### PROBLEM DESCRIPTION
Filter the records below down to lines containing "this".

/---

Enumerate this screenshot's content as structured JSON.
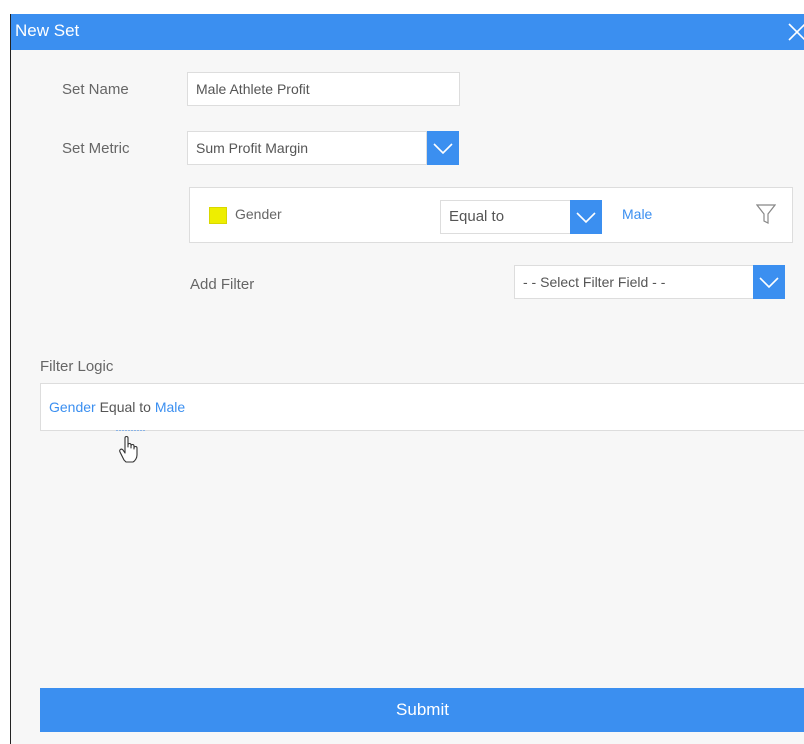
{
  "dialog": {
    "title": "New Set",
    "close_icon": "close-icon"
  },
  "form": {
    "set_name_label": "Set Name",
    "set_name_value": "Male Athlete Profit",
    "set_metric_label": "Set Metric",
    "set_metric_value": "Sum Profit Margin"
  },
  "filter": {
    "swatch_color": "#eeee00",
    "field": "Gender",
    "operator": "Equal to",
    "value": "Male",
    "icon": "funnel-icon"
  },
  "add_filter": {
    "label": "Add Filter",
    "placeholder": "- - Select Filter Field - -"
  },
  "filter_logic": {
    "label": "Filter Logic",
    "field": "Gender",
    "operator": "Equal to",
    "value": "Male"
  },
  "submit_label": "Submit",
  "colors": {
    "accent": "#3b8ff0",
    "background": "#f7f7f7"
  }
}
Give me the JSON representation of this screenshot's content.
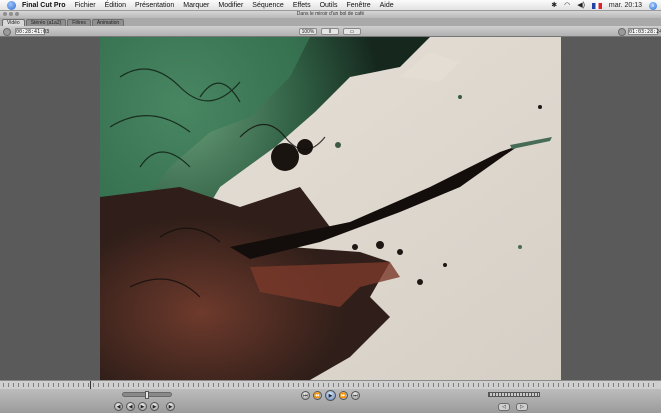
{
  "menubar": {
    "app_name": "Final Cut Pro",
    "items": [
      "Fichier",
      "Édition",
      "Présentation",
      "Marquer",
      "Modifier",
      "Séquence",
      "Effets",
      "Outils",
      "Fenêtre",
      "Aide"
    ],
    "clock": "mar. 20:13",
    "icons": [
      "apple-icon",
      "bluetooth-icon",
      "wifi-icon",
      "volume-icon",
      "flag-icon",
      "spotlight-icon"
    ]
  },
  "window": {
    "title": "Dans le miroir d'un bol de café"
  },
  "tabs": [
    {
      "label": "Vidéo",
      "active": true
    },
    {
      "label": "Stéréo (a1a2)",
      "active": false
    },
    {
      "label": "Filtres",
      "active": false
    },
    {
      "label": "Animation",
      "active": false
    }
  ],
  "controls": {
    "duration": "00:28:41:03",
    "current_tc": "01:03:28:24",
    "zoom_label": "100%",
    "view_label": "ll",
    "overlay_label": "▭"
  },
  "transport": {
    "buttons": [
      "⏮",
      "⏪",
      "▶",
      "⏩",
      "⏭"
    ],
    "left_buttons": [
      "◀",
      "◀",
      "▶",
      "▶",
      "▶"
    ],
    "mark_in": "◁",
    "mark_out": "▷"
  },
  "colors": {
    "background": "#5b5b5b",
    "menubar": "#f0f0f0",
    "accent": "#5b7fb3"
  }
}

\---
/---

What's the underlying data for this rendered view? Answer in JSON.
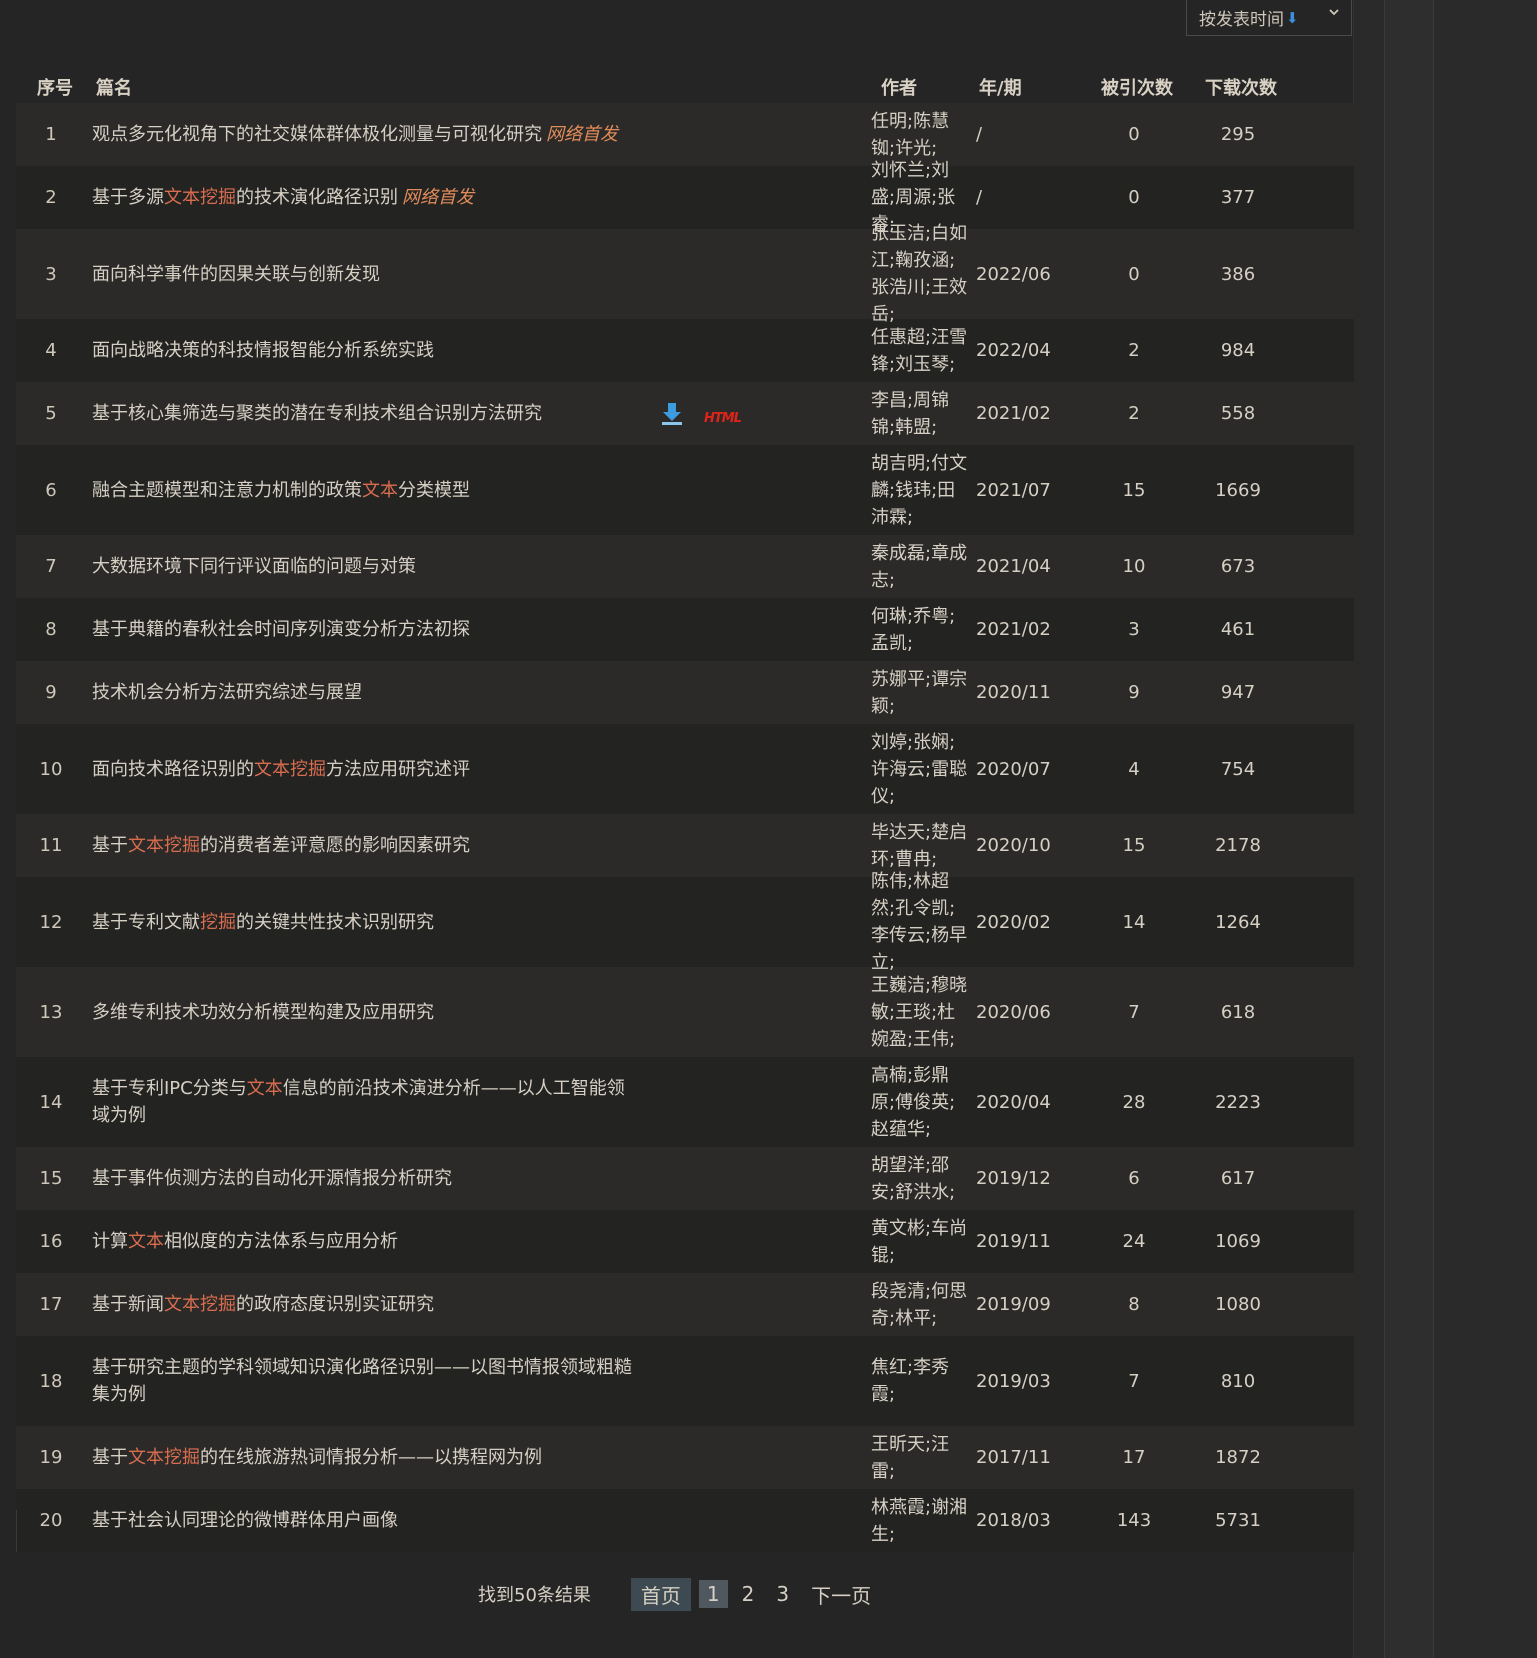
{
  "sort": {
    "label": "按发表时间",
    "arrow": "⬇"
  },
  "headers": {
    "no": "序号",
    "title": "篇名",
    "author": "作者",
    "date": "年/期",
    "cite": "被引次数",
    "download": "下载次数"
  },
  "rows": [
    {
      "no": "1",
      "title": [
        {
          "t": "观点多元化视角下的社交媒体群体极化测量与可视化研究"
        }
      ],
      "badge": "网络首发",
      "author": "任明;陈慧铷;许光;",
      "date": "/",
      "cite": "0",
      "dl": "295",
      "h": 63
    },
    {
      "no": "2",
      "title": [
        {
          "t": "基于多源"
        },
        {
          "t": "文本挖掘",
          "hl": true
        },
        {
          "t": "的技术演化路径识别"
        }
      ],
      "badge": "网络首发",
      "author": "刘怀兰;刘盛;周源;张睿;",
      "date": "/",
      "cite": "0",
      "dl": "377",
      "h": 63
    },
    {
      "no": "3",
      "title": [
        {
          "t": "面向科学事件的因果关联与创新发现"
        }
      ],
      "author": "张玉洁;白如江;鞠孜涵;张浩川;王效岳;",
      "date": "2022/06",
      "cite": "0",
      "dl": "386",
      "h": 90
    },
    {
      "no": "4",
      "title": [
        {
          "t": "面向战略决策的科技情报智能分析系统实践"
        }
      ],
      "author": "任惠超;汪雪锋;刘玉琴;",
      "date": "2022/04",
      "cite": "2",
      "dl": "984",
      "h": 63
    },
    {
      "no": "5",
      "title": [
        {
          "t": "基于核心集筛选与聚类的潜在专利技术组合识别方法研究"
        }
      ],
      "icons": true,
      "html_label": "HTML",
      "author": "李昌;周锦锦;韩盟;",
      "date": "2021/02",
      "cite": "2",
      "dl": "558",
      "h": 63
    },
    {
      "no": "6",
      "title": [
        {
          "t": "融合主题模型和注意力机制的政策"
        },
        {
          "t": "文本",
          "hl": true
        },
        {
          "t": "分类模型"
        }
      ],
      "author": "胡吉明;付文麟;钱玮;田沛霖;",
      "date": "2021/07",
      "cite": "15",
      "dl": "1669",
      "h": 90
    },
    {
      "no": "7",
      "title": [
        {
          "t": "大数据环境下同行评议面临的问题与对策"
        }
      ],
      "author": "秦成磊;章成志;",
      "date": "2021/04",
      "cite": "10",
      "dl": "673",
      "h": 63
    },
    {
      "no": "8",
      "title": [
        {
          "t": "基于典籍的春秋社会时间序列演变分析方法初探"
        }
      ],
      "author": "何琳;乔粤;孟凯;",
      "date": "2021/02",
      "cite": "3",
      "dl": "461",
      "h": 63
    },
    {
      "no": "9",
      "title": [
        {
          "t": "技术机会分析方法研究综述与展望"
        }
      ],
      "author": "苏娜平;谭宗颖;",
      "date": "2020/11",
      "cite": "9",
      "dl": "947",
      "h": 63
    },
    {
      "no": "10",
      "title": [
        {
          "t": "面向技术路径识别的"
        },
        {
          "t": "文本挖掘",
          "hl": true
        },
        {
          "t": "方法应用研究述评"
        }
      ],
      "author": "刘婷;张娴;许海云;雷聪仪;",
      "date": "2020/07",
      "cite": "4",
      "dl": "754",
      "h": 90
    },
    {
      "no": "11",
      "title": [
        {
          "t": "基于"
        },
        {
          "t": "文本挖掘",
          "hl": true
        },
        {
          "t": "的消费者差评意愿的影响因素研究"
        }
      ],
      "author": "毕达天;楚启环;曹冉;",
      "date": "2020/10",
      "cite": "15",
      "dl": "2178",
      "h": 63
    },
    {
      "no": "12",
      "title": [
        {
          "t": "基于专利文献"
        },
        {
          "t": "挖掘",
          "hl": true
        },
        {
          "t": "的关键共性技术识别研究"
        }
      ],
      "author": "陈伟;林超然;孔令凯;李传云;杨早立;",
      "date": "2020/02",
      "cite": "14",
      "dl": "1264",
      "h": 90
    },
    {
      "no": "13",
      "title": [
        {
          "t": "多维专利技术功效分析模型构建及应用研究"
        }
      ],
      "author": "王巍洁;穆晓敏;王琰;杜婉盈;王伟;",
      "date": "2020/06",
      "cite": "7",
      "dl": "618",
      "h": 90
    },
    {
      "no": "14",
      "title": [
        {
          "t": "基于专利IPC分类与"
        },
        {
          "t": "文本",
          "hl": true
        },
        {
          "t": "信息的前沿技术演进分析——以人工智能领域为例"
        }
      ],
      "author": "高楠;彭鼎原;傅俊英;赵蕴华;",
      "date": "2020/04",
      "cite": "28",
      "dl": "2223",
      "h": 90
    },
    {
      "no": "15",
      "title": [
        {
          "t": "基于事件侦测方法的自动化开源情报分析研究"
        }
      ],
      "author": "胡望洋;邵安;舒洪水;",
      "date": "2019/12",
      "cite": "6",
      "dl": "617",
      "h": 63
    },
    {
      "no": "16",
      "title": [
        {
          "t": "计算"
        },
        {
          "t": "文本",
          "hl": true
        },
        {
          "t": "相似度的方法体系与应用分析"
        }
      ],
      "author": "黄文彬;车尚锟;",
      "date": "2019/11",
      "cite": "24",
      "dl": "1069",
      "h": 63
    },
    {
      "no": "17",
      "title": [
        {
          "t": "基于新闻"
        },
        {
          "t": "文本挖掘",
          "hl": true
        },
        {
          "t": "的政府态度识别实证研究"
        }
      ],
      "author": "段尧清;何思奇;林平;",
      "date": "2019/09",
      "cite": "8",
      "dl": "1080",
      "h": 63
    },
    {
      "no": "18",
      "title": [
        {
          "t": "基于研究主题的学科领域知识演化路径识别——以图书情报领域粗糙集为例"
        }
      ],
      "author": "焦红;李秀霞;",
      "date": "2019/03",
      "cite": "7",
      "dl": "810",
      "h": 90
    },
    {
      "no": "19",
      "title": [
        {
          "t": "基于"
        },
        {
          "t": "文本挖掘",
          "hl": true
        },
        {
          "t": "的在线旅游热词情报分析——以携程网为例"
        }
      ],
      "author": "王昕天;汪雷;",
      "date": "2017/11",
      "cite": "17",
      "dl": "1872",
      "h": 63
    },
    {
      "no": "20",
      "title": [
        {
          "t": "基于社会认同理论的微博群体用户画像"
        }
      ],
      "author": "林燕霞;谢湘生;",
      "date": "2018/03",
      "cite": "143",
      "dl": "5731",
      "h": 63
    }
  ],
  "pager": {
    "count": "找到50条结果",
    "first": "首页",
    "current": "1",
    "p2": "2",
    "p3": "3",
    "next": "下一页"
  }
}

\---

### CORRECT OUTPUT
Enumerate this screenshot's content as structured JSON.
Give me the JSON representation of this screenshot's content.
What's the underlying data for this rendered view? Answer in JSON.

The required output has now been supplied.